[Records from a collection]
^^^^^^^^^^^^^^^^
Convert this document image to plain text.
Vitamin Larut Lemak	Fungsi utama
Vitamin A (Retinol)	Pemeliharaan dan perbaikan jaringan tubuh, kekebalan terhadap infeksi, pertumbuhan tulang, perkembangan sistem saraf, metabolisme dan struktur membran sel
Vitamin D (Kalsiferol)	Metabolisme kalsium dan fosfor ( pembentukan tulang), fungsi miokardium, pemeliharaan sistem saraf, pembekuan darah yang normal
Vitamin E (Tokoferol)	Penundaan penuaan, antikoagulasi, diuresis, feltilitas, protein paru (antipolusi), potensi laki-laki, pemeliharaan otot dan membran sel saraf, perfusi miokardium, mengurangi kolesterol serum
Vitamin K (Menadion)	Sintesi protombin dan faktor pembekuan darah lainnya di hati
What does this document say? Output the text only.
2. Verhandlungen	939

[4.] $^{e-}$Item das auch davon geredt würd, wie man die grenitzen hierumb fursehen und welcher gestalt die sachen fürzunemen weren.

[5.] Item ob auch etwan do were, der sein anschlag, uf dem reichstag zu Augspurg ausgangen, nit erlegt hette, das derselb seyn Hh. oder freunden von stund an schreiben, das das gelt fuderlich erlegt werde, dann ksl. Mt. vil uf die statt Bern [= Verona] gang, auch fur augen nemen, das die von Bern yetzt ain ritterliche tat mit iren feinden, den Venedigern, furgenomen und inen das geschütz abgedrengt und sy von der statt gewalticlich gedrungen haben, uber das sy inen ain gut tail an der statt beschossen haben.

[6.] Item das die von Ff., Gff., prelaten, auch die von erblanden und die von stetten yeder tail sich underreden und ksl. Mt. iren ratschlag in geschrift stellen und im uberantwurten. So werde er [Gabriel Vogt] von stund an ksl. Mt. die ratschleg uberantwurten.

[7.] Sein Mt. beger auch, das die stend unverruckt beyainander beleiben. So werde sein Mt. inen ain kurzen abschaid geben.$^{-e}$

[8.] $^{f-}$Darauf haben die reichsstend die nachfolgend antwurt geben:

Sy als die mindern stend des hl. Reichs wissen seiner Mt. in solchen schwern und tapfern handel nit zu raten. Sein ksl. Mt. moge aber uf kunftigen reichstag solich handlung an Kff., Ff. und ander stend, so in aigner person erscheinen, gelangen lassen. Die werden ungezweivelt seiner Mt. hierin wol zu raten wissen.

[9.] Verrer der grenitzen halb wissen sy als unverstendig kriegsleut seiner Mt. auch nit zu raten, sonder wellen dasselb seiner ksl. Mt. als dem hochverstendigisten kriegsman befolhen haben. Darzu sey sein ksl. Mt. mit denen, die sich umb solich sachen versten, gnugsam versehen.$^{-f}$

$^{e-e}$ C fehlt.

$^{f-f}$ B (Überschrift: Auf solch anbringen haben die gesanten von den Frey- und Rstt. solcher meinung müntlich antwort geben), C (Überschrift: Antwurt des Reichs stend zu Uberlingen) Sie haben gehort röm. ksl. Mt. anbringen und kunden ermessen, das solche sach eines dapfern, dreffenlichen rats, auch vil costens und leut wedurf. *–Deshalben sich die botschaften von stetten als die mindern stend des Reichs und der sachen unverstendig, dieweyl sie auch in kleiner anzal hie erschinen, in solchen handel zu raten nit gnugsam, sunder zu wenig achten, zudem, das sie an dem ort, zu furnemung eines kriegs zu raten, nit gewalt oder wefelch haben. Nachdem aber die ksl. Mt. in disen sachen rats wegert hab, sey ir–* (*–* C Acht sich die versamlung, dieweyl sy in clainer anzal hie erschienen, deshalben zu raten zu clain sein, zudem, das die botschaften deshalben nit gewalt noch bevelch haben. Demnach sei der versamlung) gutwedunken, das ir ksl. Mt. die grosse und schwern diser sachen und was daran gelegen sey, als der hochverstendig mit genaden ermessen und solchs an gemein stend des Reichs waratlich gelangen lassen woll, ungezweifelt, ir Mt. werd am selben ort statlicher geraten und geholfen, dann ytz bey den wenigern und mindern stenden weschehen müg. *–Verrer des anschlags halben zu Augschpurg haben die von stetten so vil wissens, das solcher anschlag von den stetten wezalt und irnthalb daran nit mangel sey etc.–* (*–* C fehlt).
^^^^^^^^^^^^^^^^
■ WHAT IS REQUIRED:
For this exercise, all the data must be repeated exactly.

■ TASK RESPONSE:
Convert this document image to plain text.
Vitamin Larut Lemak	Fungsi utama
Vitamin A (Retinol)	Pemeliharaan dan perbaikan jaringan tubuh, kekebalan terhadap infeksi, pertumbuhan tulang, perkembangan sistem saraf, metabolisme dan struktur membran sel
Vitamin D (Kalsiferol)	Metabolisme kalsium dan fosfor ( pembentukan tulang), fungsi miokardium, pemeliharaan sistem saraf, pembekuan darah yang normal
Vitamin E (Tokoferol)	Penundaan penuaan, antikoagulasi, diuresis, feltilitas, protein paru (antipolusi), potensi laki-laki, pemeliharaan otot dan membran sel saraf, perfusi miokardium, mengurangi kolesterol serum
Vitamin K (Menadion)	Sintesi protombin dan faktor pembekuan darah lainnya di hati
What does this document say? Output the text only.
2. Verhandlungen	939

[4.] $^{e-}$Item das auch davon geredt würd, wie man die grenitzen hierumb fursehen und welcher gestalt die sachen fürzunemen weren.

[5.] Item ob auch etwan do were, der sein anschlag, uf dem reichstag zu Augspurg ausgangen, nit erlegt hette, das derselb seyn Hh. oder freunden von stund an schreiben, das das gelt fuderlich erlegt werde, dann ksl. Mt. vil uf die statt Bern [= Verona] gang, auch fur augen nemen, das die von Bern yetzt ain ritterliche tat mit iren feinden, den Venedigern, furgenomen und inen das geschütz abgedrengt und sy von der statt gewalticlich gedrungen haben, uber das sy inen ain gut tail an der statt beschossen haben.

[6.] Item das die von Ff., Gff., prelaten, auch die von erblanden und die von stetten yeder tail sich underreden und ksl. Mt. iren ratschlag in geschrift stellen und im uberantwurten. So werde er [Gabriel Vogt] von stund an ksl. Mt. die ratschleg uberantwurten.

[7.] Sein Mt. beger auch, das die stend unverruckt beyainander beleiben. So werde sein Mt. inen ain kurzen abschaid geben.$^{-e}$

[8.] $^{f-}$Darauf haben die reichsstend die nachfolgend antwurt geben:

Sy als die mindern stend des hl. Reichs wissen seiner Mt. in solchen schwern und tapfern handel nit zu raten. Sein ksl. Mt. moge aber uf kunftigen reichstag solich handlung an Kff., Ff. und ander stend, so in aigner person erscheinen, gelangen lassen. Die werden ungezweivelt seiner Mt. hierin wol zu raten wissen.

[9.] Verrer der grenitzen halb wissen sy als unverstendig kriegsleut seiner Mt. auch nit zu raten, sonder wellen dasselb seiner ksl. Mt. als dem hochverstendigisten kriegsman befolhen haben. Darzu sey sein ksl. Mt. mit denen, die sich umb solich sachen versten, gnugsam versehen.$^{-f}$

$^{e-e}$ C fehlt.

$^{f-f}$ B (Überschrift: Auf solch anbringen haben die gesanten von den Frey- und Rstt. solcher meinung müntlich antwort geben), C (Überschrift: Antwurt des Reichs stend zu Uberlingen) Sie haben gehort röm. ksl. Mt. anbringen und kunden ermessen, das solche sach eines dapfern, dreffenlichen rats, auch vil costens und leut wedurf. *–Deshalben sich die botschaften von stetten als die mindern stend des Reichs und der sachen unverstendig, dieweyl sie auch in kleiner anzal hie erschinen, in solchen handel zu raten nit gnugsam, sunder zu wenig achten, zudem, das sie an dem ort, zu furnemung eines kriegs zu raten, nit gewalt oder wefelch haben. Nachdem aber die ksl. Mt. in disen sachen rats wegert hab, sey ir–* (*–* C Acht sich die versamlung, dieweyl sy in clainer anzal hie erschienen, deshalben zu raten zu clain sein, zudem, das die botschaften deshalben nit gewalt noch bevelch haben. Demnach sei der versamlung) gutwedunken, das ir ksl. Mt. die grosse und schwern diser sachen und was daran gelegen sey, als der hochverstendig mit genaden ermessen und solchs an gemein stend des Reichs waratlich gelangen lassen woll, ungezweifelt, ir Mt. werd am selben ort statlicher geraten und geholfen, dann ytz bey den wenigern und mindern stenden weschehen müg. *–Verrer des anschlags halben zu Augschpurg haben die von stetten so vil wissens, das solcher anschlag von den stetten wezalt und irnthalb daran nit mangel sey etc.–* (*–* C fehlt).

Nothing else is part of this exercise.